---------- Given entries ----------

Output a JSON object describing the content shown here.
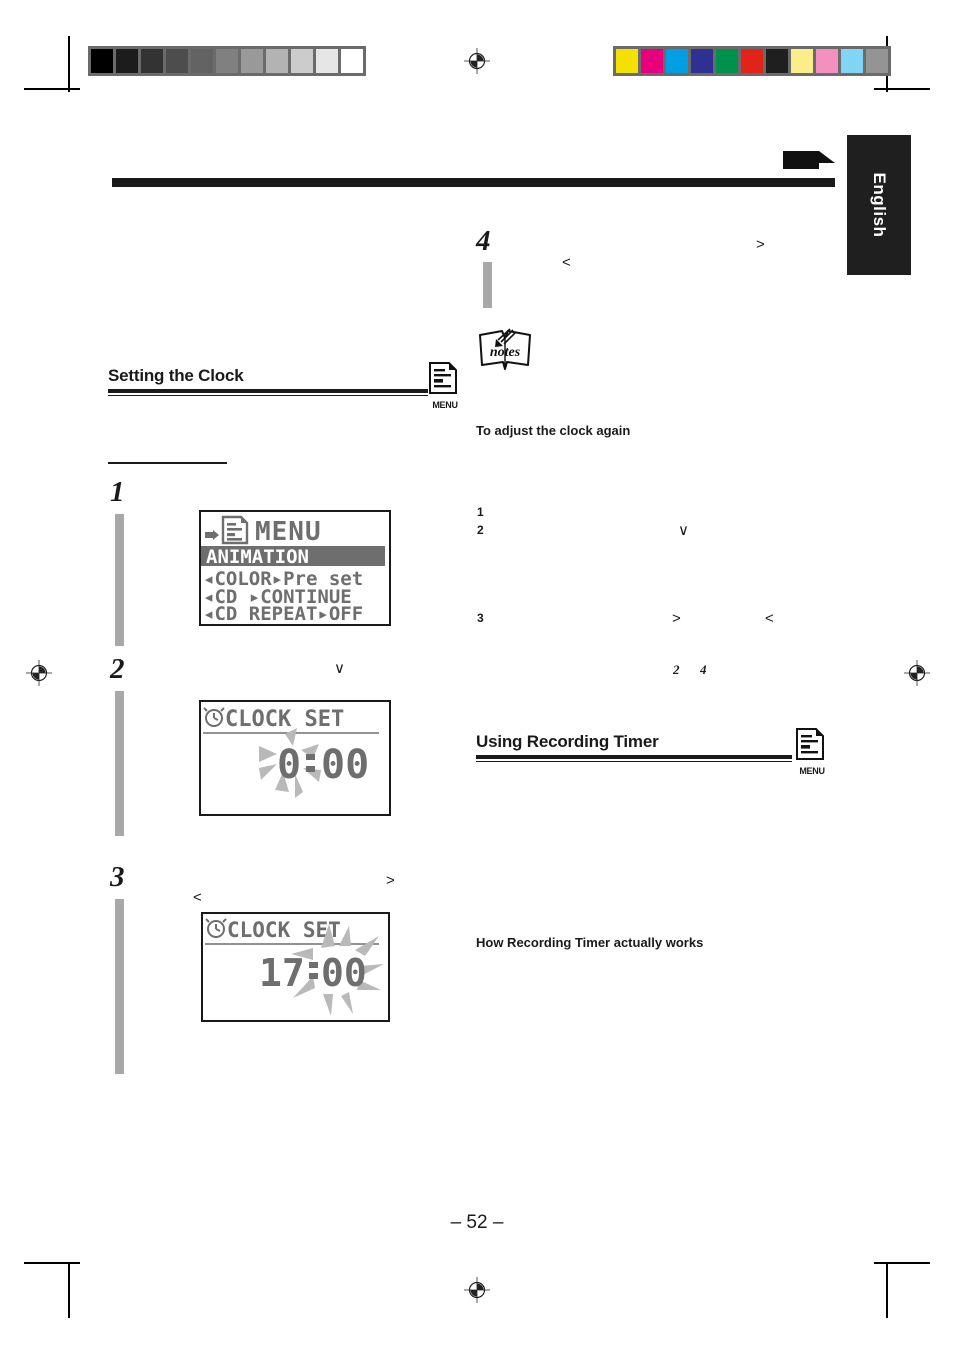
{
  "page": {
    "number_label": "– 52 –",
    "language_tab": "English"
  },
  "calibration": {
    "grayscale_swatches": [
      "#000000",
      "#1c1c1c",
      "#333333",
      "#4d4d4d",
      "#636363",
      "#808080",
      "#999999",
      "#b3b3b3",
      "#cccccc",
      "#e6e6e6",
      "#ffffff"
    ],
    "color_swatches": [
      "#f5e100",
      "#e6007e",
      "#009fe3",
      "#2e3191",
      "#00924b",
      "#e2231a",
      "#1f1f1f",
      "#faee8c",
      "#f490c0",
      "#82d4f5",
      "#949494"
    ]
  },
  "sections": [
    {
      "id": "setting-the-clock",
      "title": "Setting the Clock",
      "menu_icon_caption": "MENU"
    },
    {
      "id": "using-recording-timer",
      "title": "Using Recording Timer",
      "menu_icon_caption": "MENU"
    }
  ],
  "left_column": {
    "steps": [
      {
        "number": "1"
      },
      {
        "number": "2"
      },
      {
        "number": "3"
      }
    ]
  },
  "right_column": {
    "step4_number": "4",
    "notes_icon_label": "notes",
    "sub_headings": [
      "To adjust the clock again",
      "How Recording Timer actually works"
    ],
    "numbered_items": [
      "1",
      "2",
      "3"
    ],
    "italic_refs": [
      "2",
      "4"
    ],
    "nav_glyphs": [
      ">",
      "<",
      "∨",
      ">",
      "<"
    ]
  },
  "lcd_displays": [
    {
      "id": "menu-screen",
      "title": "MENU",
      "rows": [
        {
          "text": "ANIMATION",
          "highlighted": true
        },
        {
          "text": "◀COLOR▶Pre set",
          "highlighted": false
        },
        {
          "text": "◀CD ▶CONTINUE",
          "highlighted": false
        },
        {
          "text": "◀CD REPEAT▶OFF",
          "highlighted": false
        }
      ]
    },
    {
      "id": "clock-set-hour",
      "title": "CLOCK SET",
      "hours": "0",
      "minutes": "00",
      "separator": ":",
      "flashing_field": "hours"
    },
    {
      "id": "clock-set-minute",
      "title": "CLOCK SET",
      "hours": "17",
      "minutes": "00",
      "separator": ":",
      "flashing_field": "minutes"
    }
  ],
  "colors": {
    "ink": "#1a1a1a",
    "lcd_pixel": "#6e6e6e",
    "lcd_pixel_light": "#b9b9b9",
    "step_bar": "#a8a8a8",
    "tab_bg": "#1f1f1f"
  }
}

----------

• Task description:
Word for word, quote the full listing, omitting every picture.

• Finished answer:
Output a JSON object describing the content shown here.
{
  "page": {
    "number_label": "– 52 –",
    "language_tab": "English"
  },
  "calibration": {
    "grayscale_swatches": [
      "#000000",
      "#1c1c1c",
      "#333333",
      "#4d4d4d",
      "#636363",
      "#808080",
      "#999999",
      "#b3b3b3",
      "#cccccc",
      "#e6e6e6",
      "#ffffff"
    ],
    "color_swatches": [
      "#f5e100",
      "#e6007e",
      "#009fe3",
      "#2e3191",
      "#00924b",
      "#e2231a",
      "#1f1f1f",
      "#faee8c",
      "#f490c0",
      "#82d4f5",
      "#949494"
    ]
  },
  "sections": [
    {
      "id": "setting-the-clock",
      "title": "Setting the Clock",
      "menu_icon_caption": "MENU"
    },
    {
      "id": "using-recording-timer",
      "title": "Using Recording Timer",
      "menu_icon_caption": "MENU"
    }
  ],
  "left_column": {
    "steps": [
      {
        "number": "1"
      },
      {
        "number": "2"
      },
      {
        "number": "3"
      }
    ]
  },
  "right_column": {
    "step4_number": "4",
    "notes_icon_label": "notes",
    "sub_headings": [
      "To adjust the clock again",
      "How Recording Timer actually works"
    ],
    "numbered_items": [
      "1",
      "2",
      "3"
    ],
    "italic_refs": [
      "2",
      "4"
    ],
    "nav_glyphs": [
      ">",
      "<",
      "∨",
      ">",
      "<"
    ]
  },
  "lcd_displays": [
    {
      "id": "menu-screen",
      "title": "MENU",
      "rows": [
        {
          "text": "ANIMATION",
          "highlighted": true
        },
        {
          "text": "◀COLOR▶Pre set",
          "highlighted": false
        },
        {
          "text": "◀CD ▶CONTINUE",
          "highlighted": false
        },
        {
          "text": "◀CD REPEAT▶OFF",
          "highlighted": false
        }
      ]
    },
    {
      "id": "clock-set-hour",
      "title": "CLOCK SET",
      "hours": "0",
      "minutes": "00",
      "separator": ":",
      "flashing_field": "hours"
    },
    {
      "id": "clock-set-minute",
      "title": "CLOCK SET",
      "hours": "17",
      "minutes": "00",
      "separator": ":",
      "flashing_field": "minutes"
    }
  ],
  "colors": {
    "ink": "#1a1a1a",
    "lcd_pixel": "#6e6e6e",
    "lcd_pixel_light": "#b9b9b9",
    "step_bar": "#a8a8a8",
    "tab_bg": "#1f1f1f"
  }
}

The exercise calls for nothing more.